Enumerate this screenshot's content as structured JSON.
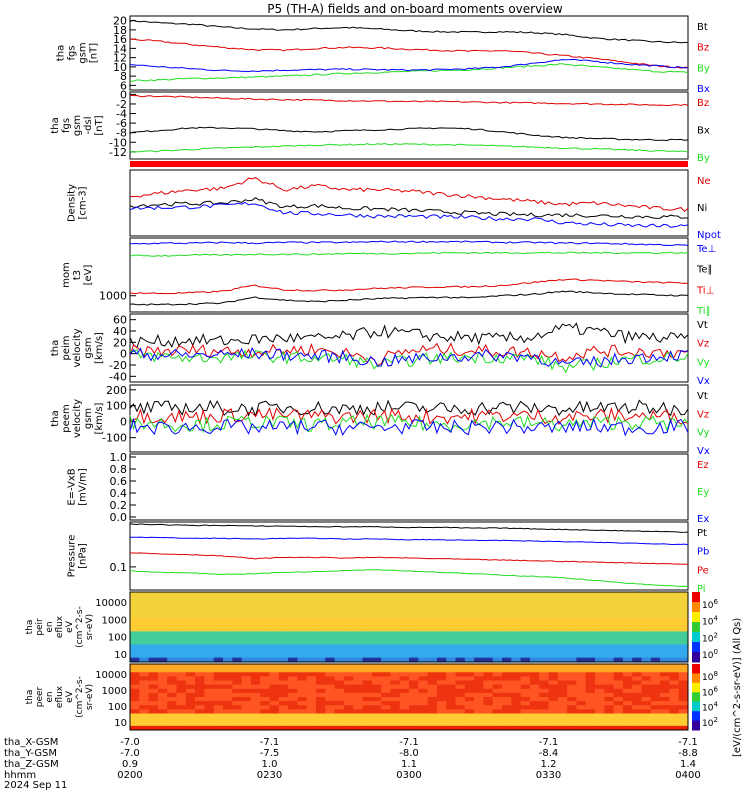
{
  "title": "P5 (TH-A) fields and on-board moments overview",
  "date_label": "2024 Sep 11",
  "colors": {
    "black": "#000000",
    "red": "#e00000",
    "green": "#22dd22",
    "blue": "#0000ff"
  },
  "chart_data": [
    {
      "type": "line",
      "id": "fgs_gsm",
      "ylabel_lines": [
        "tha",
        "fgs",
        "gsm",
        "[nT]"
      ],
      "yticks": [
        "20",
        "18",
        "16",
        "14",
        "12",
        "10",
        "8",
        "6"
      ],
      "ylim": [
        5,
        21
      ],
      "series": [
        {
          "name": "Bt",
          "color": "black",
          "values": [
            20,
            19.5,
            19.2,
            18.6,
            18.2,
            18,
            18.3,
            18.5,
            18.2,
            17.8,
            17.6,
            17.5,
            17.6,
            17.4,
            17,
            16.2,
            15.8,
            15.4,
            15.2
          ]
        },
        {
          "name": "Bz",
          "color": "red",
          "values": [
            16,
            15.5,
            14.8,
            14.2,
            13.7,
            13.6,
            14,
            14.2,
            14.1,
            13.8,
            13.6,
            13.4,
            13.5,
            13,
            12.4,
            11.8,
            11,
            10.2,
            9.8
          ]
        },
        {
          "name": "By",
          "color": "green",
          "values": [
            7,
            7.2,
            7.5,
            7.6,
            7.8,
            8,
            8.3,
            8.6,
            8.8,
            9,
            9.2,
            9.4,
            9.8,
            10.2,
            10.6,
            10,
            9.5,
            9,
            8.8
          ]
        },
        {
          "name": "Bx",
          "color": "blue",
          "values": [
            10.5,
            10,
            9.6,
            9.2,
            9.1,
            9.3,
            9.4,
            9.5,
            9.4,
            9.3,
            9.4,
            9.6,
            10,
            10.8,
            11.6,
            11.2,
            10.6,
            10.2,
            9.8
          ]
        }
      ]
    },
    {
      "type": "line",
      "id": "fgs_gsm_dsl",
      "ylabel_lines": [
        "tha",
        "fgs",
        "gsm",
        "-dsl",
        "[nT]"
      ],
      "yticks": [
        "0",
        "-2",
        "-4",
        "-6",
        "-8",
        "-10",
        "-12"
      ],
      "ylim": [
        -13.5,
        0.5
      ],
      "series": [
        {
          "name": "Bz",
          "color": "red",
          "values": [
            -0.3,
            -0.4,
            -0.6,
            -0.8,
            -1,
            -1.1,
            -1.2,
            -1.3,
            -1.4,
            -1.5,
            -1.5,
            -1.6,
            -1.7,
            -1.8,
            -1.9,
            -2,
            -2.1,
            -2.2,
            -2.2
          ]
        },
        {
          "name": "Bx",
          "color": "black",
          "values": [
            -8,
            -7.5,
            -7,
            -7,
            -7.2,
            -7.6,
            -7.8,
            -7.6,
            -7.4,
            -7.2,
            -7,
            -7.2,
            -7.8,
            -8.5,
            -9,
            -9.2,
            -9.4,
            -9.5,
            -9.5
          ]
        },
        {
          "name": "By",
          "color": "green",
          "values": [
            -12,
            -11.8,
            -11.5,
            -11.2,
            -11,
            -10.8,
            -10.6,
            -10.5,
            -10.4,
            -10.4,
            -10.5,
            -10.6,
            -10.8,
            -11,
            -11.2,
            -11.4,
            -11.6,
            -11.8,
            -12
          ]
        }
      ]
    },
    {
      "type": "line",
      "id": "density",
      "ylabel_lines": [
        "Density",
        "[cm-3]"
      ],
      "yticks": [],
      "ylim": [
        0,
        10
      ],
      "series": [
        {
          "name": "Ne",
          "color": "red",
          "values": [
            6,
            6.5,
            7,
            7.2,
            8.8,
            7,
            7.6,
            7,
            7,
            6.8,
            6.4,
            6,
            5.6,
            5.2,
            4.8,
            5,
            4.6,
            4.2,
            4
          ]
        },
        {
          "name": "Ni",
          "color": "black",
          "values": [
            4.6,
            4.8,
            4.9,
            5,
            5.6,
            4.4,
            4.6,
            4.2,
            4.1,
            3.9,
            3.7,
            3.5,
            3.3,
            3.2,
            3.2,
            3.1,
            3,
            2.9,
            2.9
          ]
        },
        {
          "name": "Npot",
          "color": "blue",
          "values": [
            4.2,
            4.3,
            4.4,
            4.6,
            5,
            3.5,
            3.4,
            3.2,
            3,
            3,
            2.9,
            2.8,
            2.6,
            2.6,
            2,
            1.8,
            1.6,
            1.5,
            1.5
          ]
        }
      ]
    },
    {
      "type": "line",
      "id": "mom_temp",
      "ylabel_lines": [
        "mom",
        "t3",
        "[eV]"
      ],
      "yticks": [
        "1000"
      ],
      "ylim": [
        0,
        10
      ],
      "series": [
        {
          "name": "Te⊥",
          "color": "blue",
          "values": [
            9.2,
            9.3,
            9.3,
            9.4,
            9.3,
            9.4,
            9.4,
            9.4,
            9.5,
            9.5,
            9.5,
            9.5,
            9.4,
            9.4,
            9.3,
            9.3,
            9.2,
            9.1,
            9
          ]
        },
        {
          "name": "Te∥",
          "color": "black",
          "values": [
            1,
            1,
            1.1,
            1.2,
            2,
            1.6,
            1.4,
            1.6,
            1.8,
            1.9,
            2,
            1.9,
            2.2,
            2.4,
            2.8,
            2.6,
            2.4,
            2.3,
            2.2
          ]
        },
        {
          "name": "Ti⊥",
          "color": "red",
          "values": [
            2.6,
            2.5,
            2.6,
            2.8,
            3.6,
            3,
            2.9,
            3,
            3.2,
            3.3,
            3.4,
            3.4,
            3.6,
            4,
            4.4,
            4.3,
            4.1,
            4,
            3.9
          ]
        },
        {
          "name": "Ti∥",
          "color": "green",
          "values": [
            7.6,
            7.6,
            7.7,
            7.7,
            7.8,
            7.8,
            7.8,
            7.9,
            7.9,
            7.9,
            8,
            8,
            8,
            8,
            8,
            8,
            8,
            8,
            8
          ]
        }
      ]
    },
    {
      "type": "line",
      "id": "peim_velocity",
      "ylabel_lines": [
        "tha",
        "peim",
        "velocity",
        "gsm",
        "[km/s]"
      ],
      "yticks": [
        "60",
        "40",
        "20",
        "0",
        "-20",
        "-40"
      ],
      "ylim": [
        -50,
        70
      ],
      "series": [
        {
          "name": "Vt",
          "color": "black",
          "values": [
            20,
            22,
            24,
            22,
            25,
            28,
            26,
            30,
            40,
            35,
            30,
            28,
            26,
            30,
            45,
            40,
            30,
            28,
            26
          ]
        },
        {
          "name": "Vz",
          "color": "red",
          "values": [
            5,
            4,
            6,
            5,
            4,
            6,
            8,
            0,
            -10,
            5,
            8,
            6,
            4,
            2,
            -5,
            5,
            4,
            3,
            2
          ]
        },
        {
          "name": "Vy",
          "color": "green",
          "values": [
            -2,
            -5,
            -8,
            -6,
            -4,
            -6,
            -8,
            -10,
            -20,
            -12,
            -8,
            -6,
            -6,
            -8,
            -25,
            -18,
            -10,
            -8,
            -6
          ]
        },
        {
          "name": "Vx",
          "color": "blue",
          "values": [
            0,
            -2,
            -3,
            -2,
            0,
            -2,
            -4,
            -6,
            -15,
            -10,
            -6,
            -4,
            -3,
            -4,
            -20,
            -15,
            -8,
            -4,
            -2
          ]
        }
      ]
    },
    {
      "type": "line",
      "id": "peem_velocity",
      "ylabel_lines": [
        "tha",
        "peem",
        "velocity",
        "gsm",
        "[km/s]"
      ],
      "yticks": [
        "200",
        "100",
        "0",
        "-100"
      ],
      "ylim": [
        -190,
        230
      ],
      "series": [
        {
          "name": "Vt",
          "color": "black",
          "values": [
            80,
            85,
            90,
            85,
            80,
            90,
            85,
            80,
            90,
            85,
            80,
            85,
            90,
            85,
            80,
            85,
            90,
            85,
            80
          ]
        },
        {
          "name": "Vz",
          "color": "red",
          "values": [
            40,
            35,
            30,
            40,
            45,
            40,
            35,
            30,
            40,
            35,
            30,
            35,
            40,
            35,
            30,
            35,
            40,
            35,
            30
          ]
        },
        {
          "name": "Vy",
          "color": "green",
          "values": [
            0,
            -10,
            -20,
            -10,
            0,
            -10,
            -20,
            -10,
            0,
            -10,
            -20,
            -10,
            0,
            -10,
            -20,
            -10,
            0,
            -10,
            -20
          ]
        },
        {
          "name": "Vx",
          "color": "blue",
          "values": [
            -30,
            -40,
            -35,
            -30,
            -40,
            -35,
            -30,
            -40,
            -35,
            -30,
            -40,
            -35,
            -30,
            -40,
            -35,
            -30,
            -40,
            -35,
            -30
          ]
        }
      ]
    },
    {
      "type": "line",
      "id": "efield",
      "ylabel_lines": [
        "E=-VxB",
        "[mV/m]"
      ],
      "yticks": [
        "1.0",
        "0.8",
        "0.6",
        "0.4",
        "0.2",
        "0.0"
      ],
      "ylim": [
        -0.05,
        1.05
      ],
      "series": [
        {
          "name": "Ez",
          "color": "red",
          "values": []
        },
        {
          "name": "Ey",
          "color": "green",
          "values": []
        },
        {
          "name": "Ex",
          "color": "blue",
          "values": []
        }
      ]
    },
    {
      "type": "line",
      "id": "pressure",
      "ylabel_lines": [
        "Pressure",
        "[nPa]"
      ],
      "yticks": [
        "0.1"
      ],
      "ylim": [
        0,
        10
      ],
      "series": [
        {
          "name": "Pt",
          "color": "black",
          "values": [
            9.7,
            9.6,
            9.5,
            9.5,
            9.4,
            9.4,
            9.3,
            9.3,
            9.3,
            9.2,
            9.2,
            9.1,
            9.1,
            9,
            8.9,
            8.8,
            8.7,
            8.6,
            8.5
          ]
        },
        {
          "name": "Pb",
          "color": "blue",
          "values": [
            7.8,
            7.7,
            7.6,
            7.6,
            7.5,
            7.6,
            7.6,
            7.5,
            7.5,
            7.4,
            7.4,
            7.3,
            7.3,
            7.2,
            7.1,
            7,
            6.9,
            6.8,
            6.7
          ]
        },
        {
          "name": "Pe",
          "color": "red",
          "values": [
            5.5,
            5.3,
            5.2,
            5,
            4.6,
            4.8,
            4.8,
            4.7,
            4.8,
            4.7,
            4.6,
            4.5,
            4.4,
            4.3,
            4.2,
            4.1,
            4,
            3.9,
            3.8
          ]
        },
        {
          "name": "Pi",
          "color": "green",
          "values": [
            2.8,
            2.6,
            2.5,
            2.3,
            2.4,
            2.6,
            2.7,
            2.9,
            3,
            2.8,
            2.6,
            2.4,
            2.2,
            2,
            1.8,
            1.4,
            1,
            0.7,
            0.5
          ]
        }
      ]
    },
    {
      "type": "heatmap",
      "id": "peir_spec",
      "ylabel_lines": [
        "tha",
        "peir",
        "en",
        "eflux",
        "eV",
        "(cm^2-s-",
        "sr-eV)"
      ],
      "yticks": [
        "10000",
        "1000",
        "100",
        "10"
      ],
      "colorbar_ticks": [
        "10^6",
        "10^4",
        "10^2",
        "10^0"
      ]
    },
    {
      "type": "heatmap",
      "id": "peer_spec",
      "ylabel_lines": [
        "tha",
        "peer",
        "en",
        "eflux",
        "eV",
        "(cm^2-s-",
        "sr-eV)"
      ],
      "yticks": [
        "10000",
        "1000",
        "100",
        "10"
      ],
      "colorbar_ticks": [
        "10^8",
        "10^6",
        "10^4",
        "10^2"
      ]
    }
  ],
  "colorbar_label": "[eV/(cm^2-s-sr-eV)] (All Qs)",
  "xaxis": {
    "rows": [
      {
        "label": "tha_X-GSM",
        "values": [
          "-7.0",
          "-7.1",
          "-7.1",
          "-7.1",
          "-7.1"
        ]
      },
      {
        "label": "tha_Y-GSM",
        "values": [
          "-7.0",
          "-7.5",
          "-8.0",
          "-8.4",
          "-8.8"
        ]
      },
      {
        "label": "tha_Z-GSM",
        "values": [
          "0.9",
          "1.0",
          "1.1",
          "1.2",
          "1.4"
        ]
      },
      {
        "label": "hhmm",
        "values": [
          "0200",
          "0230",
          "0300",
          "0330",
          "0400"
        ]
      }
    ]
  }
}
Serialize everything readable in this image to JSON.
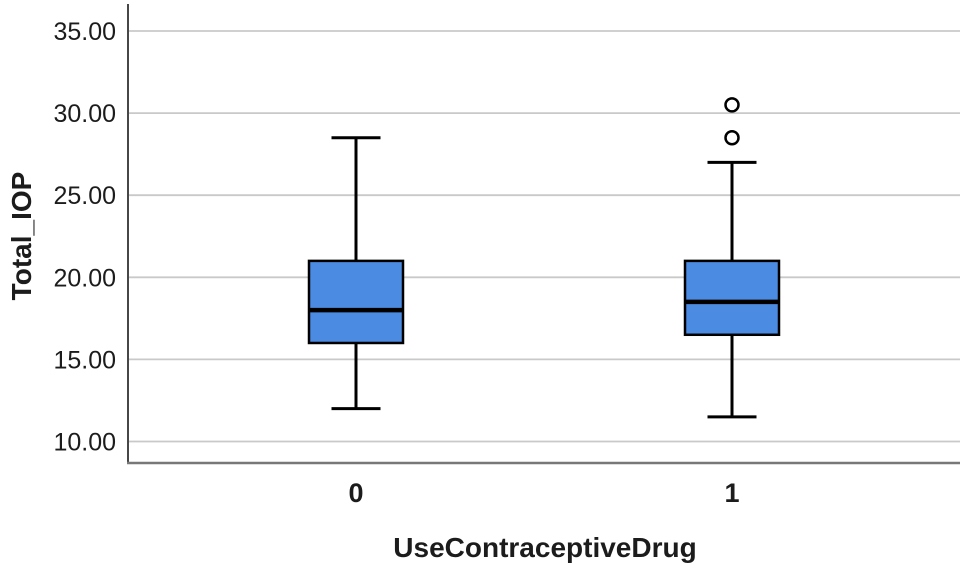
{
  "chart_data": {
    "type": "boxplot",
    "title": "",
    "ylabel": "Total_IOP",
    "xlabel": "UseContraceptiveDrug",
    "categories": [
      "0",
      "1"
    ],
    "y_ticks": [
      10,
      15,
      20,
      25,
      30,
      35
    ],
    "y_tick_labels": [
      "10.00",
      "15.00",
      "20.00",
      "25.00",
      "30.00",
      "35.00"
    ],
    "ylim": [
      10,
      35
    ],
    "grid": true,
    "legend": false,
    "series": [
      {
        "category": "0",
        "whisker_low": 12.0,
        "q1": 16.0,
        "median": 18.0,
        "q3": 21.0,
        "whisker_high": 28.5,
        "outliers": []
      },
      {
        "category": "1",
        "whisker_low": 11.5,
        "q1": 16.5,
        "median": 18.5,
        "q3": 21.0,
        "whisker_high": 27.0,
        "outliers": [
          28.5,
          30.5
        ]
      }
    ],
    "colors": {
      "box_fill": "#4C8BE2",
      "box_border": "#000000",
      "median_line": "#000000",
      "whisker": "#000000",
      "outlier_stroke": "#000000",
      "outlier_fill": "#FFFFFF",
      "gridline": "#C9C9C9",
      "y_axis_line": "#474747",
      "x_axis_line": "#787878",
      "text": "#1C1C1C",
      "background": "#FFFFFF"
    }
  }
}
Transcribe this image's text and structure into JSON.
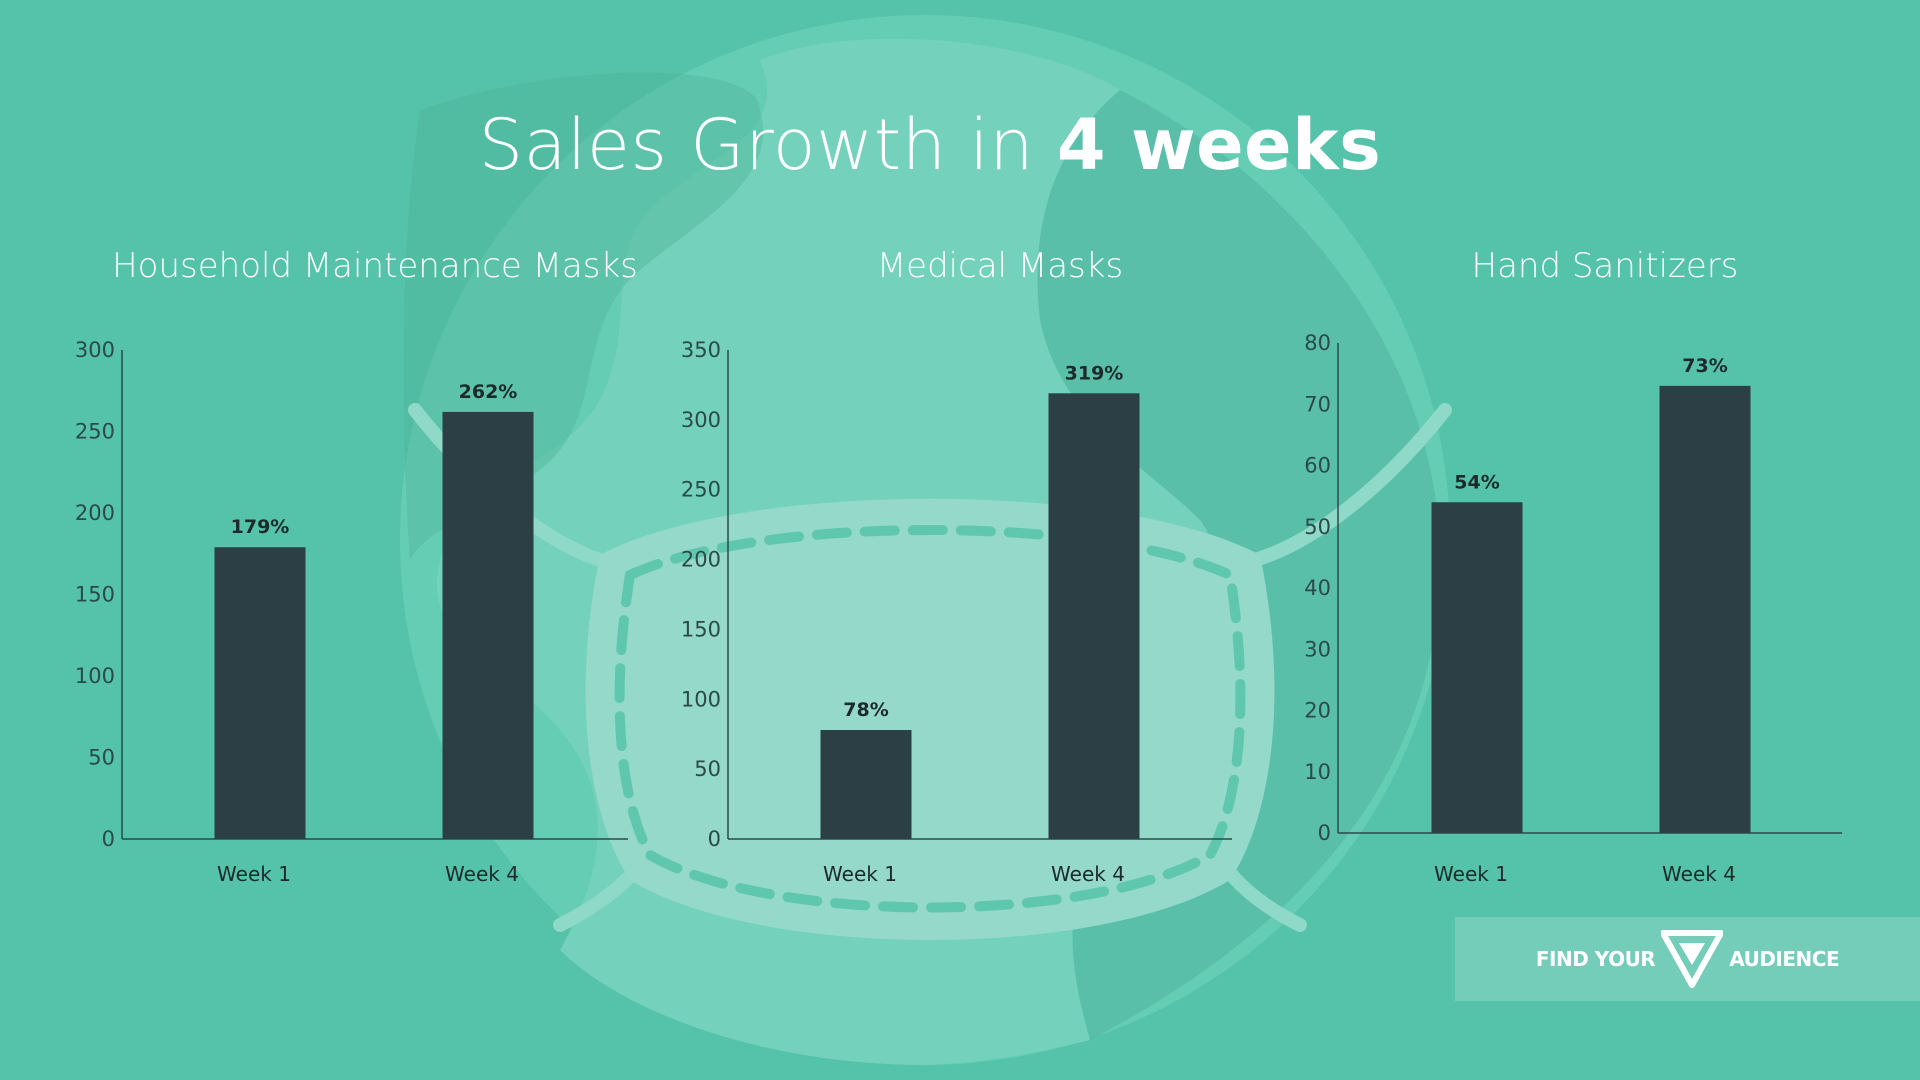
{
  "title": {
    "light": "Sales Growth in",
    "bold": "4 weeks"
  },
  "colors": {
    "background": "#55c2aa",
    "bar": "#2b3f45",
    "axis": "#2b4a4a",
    "label": "#1d2a2c",
    "title": "#ffffff"
  },
  "logo": {
    "left": "FIND YOUR",
    "right": "AUDIENCE",
    "icon": "triangle-logo-icon"
  },
  "chart_data": [
    {
      "type": "bar",
      "title": "Household Maintenance Masks",
      "categories": [
        "Week 1",
        "Week 4"
      ],
      "values": [
        179,
        262
      ],
      "data_labels": [
        "179%",
        "262%"
      ],
      "ylim": [
        0,
        300
      ],
      "yticks": [
        0,
        50,
        100,
        150,
        200,
        250,
        300
      ],
      "xlabel": "",
      "ylabel": ""
    },
    {
      "type": "bar",
      "title": "Medical Masks",
      "categories": [
        "Week 1",
        "Week 4"
      ],
      "values": [
        78,
        319
      ],
      "data_labels": [
        "78%",
        "319%"
      ],
      "ylim": [
        0,
        350
      ],
      "yticks": [
        0,
        50,
        100,
        150,
        200,
        250,
        300,
        350
      ],
      "xlabel": "",
      "ylabel": ""
    },
    {
      "type": "bar",
      "title": "Hand Sanitizers",
      "categories": [
        "Week 1",
        "Week 4"
      ],
      "values": [
        54,
        73
      ],
      "data_labels": [
        "54%",
        "73%"
      ],
      "ylim": [
        0,
        80
      ],
      "yticks": [
        0,
        10,
        20,
        30,
        40,
        50,
        60,
        70,
        80
      ],
      "xlabel": "",
      "ylabel": ""
    }
  ]
}
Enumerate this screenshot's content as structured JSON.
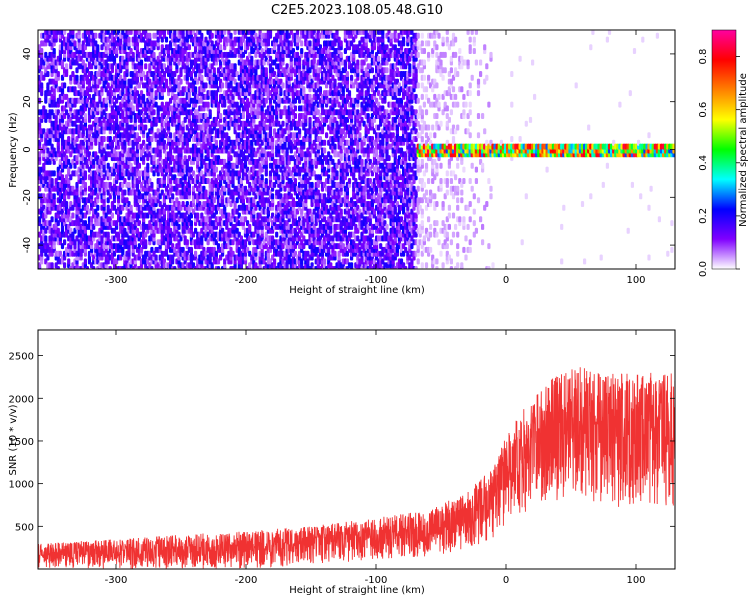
{
  "figure": {
    "title": "C2E5.2023.108.05.48.G10"
  },
  "chart_data": [
    {
      "type": "heatmap",
      "xlabel": "Height of straight line (km)",
      "ylabel": "Frequency (Hz)",
      "xlim": [
        -360,
        130
      ],
      "ylim": [
        -50,
        50
      ],
      "x_ticks": [
        -300,
        -200,
        -100,
        0,
        100
      ],
      "y_ticks": [
        -40,
        -20,
        0,
        20,
        40
      ],
      "colorbar": {
        "label": "Normalized spectral amplitude",
        "range": [
          0.0,
          0.9
        ],
        "ticks": [
          0.0,
          0.2,
          0.4,
          0.6,
          0.8
        ],
        "colors": [
          "#ffffff",
          "#8000ff",
          "#0000ff",
          "#00ffff",
          "#00ff00",
          "#ffff00",
          "#ff8000",
          "#ff0000",
          "#ff00a0"
        ]
      },
      "description_regions": [
        {
          "x_from": -360,
          "x_to": -70,
          "y_from": -50,
          "y_to": 50,
          "amplitude": [
            0.05,
            0.2
          ]
        },
        {
          "x_from": -70,
          "x_to": -10,
          "y_from": -50,
          "y_to": 50,
          "amplitude": [
            0.0,
            0.05
          ]
        },
        {
          "x_from": -70,
          "x_to": 130,
          "y_from": -2,
          "y_to": 2,
          "amplitude": [
            0.3,
            0.85
          ]
        }
      ]
    },
    {
      "type": "line",
      "xlabel": "Height of straight line (km)",
      "ylabel": "SNR (10 * v/v)",
      "xlim": [
        -360,
        130
      ],
      "ylim": [
        0,
        2800
      ],
      "x_ticks": [
        -300,
        -200,
        -100,
        0,
        100
      ],
      "y_ticks": [
        500,
        1000,
        1500,
        2000,
        2500
      ],
      "series": [
        {
          "color": "#f03232",
          "envelope_x": [
            -360,
            -300,
            -250,
            -200,
            -150,
            -100,
            -60,
            -30,
            -10,
            0,
            20,
            40,
            60,
            80,
            100,
            130
          ],
          "envelope_low": [
            0,
            0,
            0,
            0,
            50,
            100,
            150,
            200,
            350,
            500,
            700,
            800,
            800,
            700,
            700,
            700
          ],
          "envelope_high": [
            300,
            350,
            400,
            450,
            500,
            600,
            700,
            900,
            1200,
            1600,
            2000,
            2300,
            2400,
            2300,
            2300,
            2300
          ]
        }
      ]
    }
  ]
}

» **EXERCISE DESCRIPTION**
Pull every line containing "text" from the data.

» **SOLUTION TO THIS EXERCISE**
      "text": "#1C1C1C",
Transcribe this image's text and structure into JSON.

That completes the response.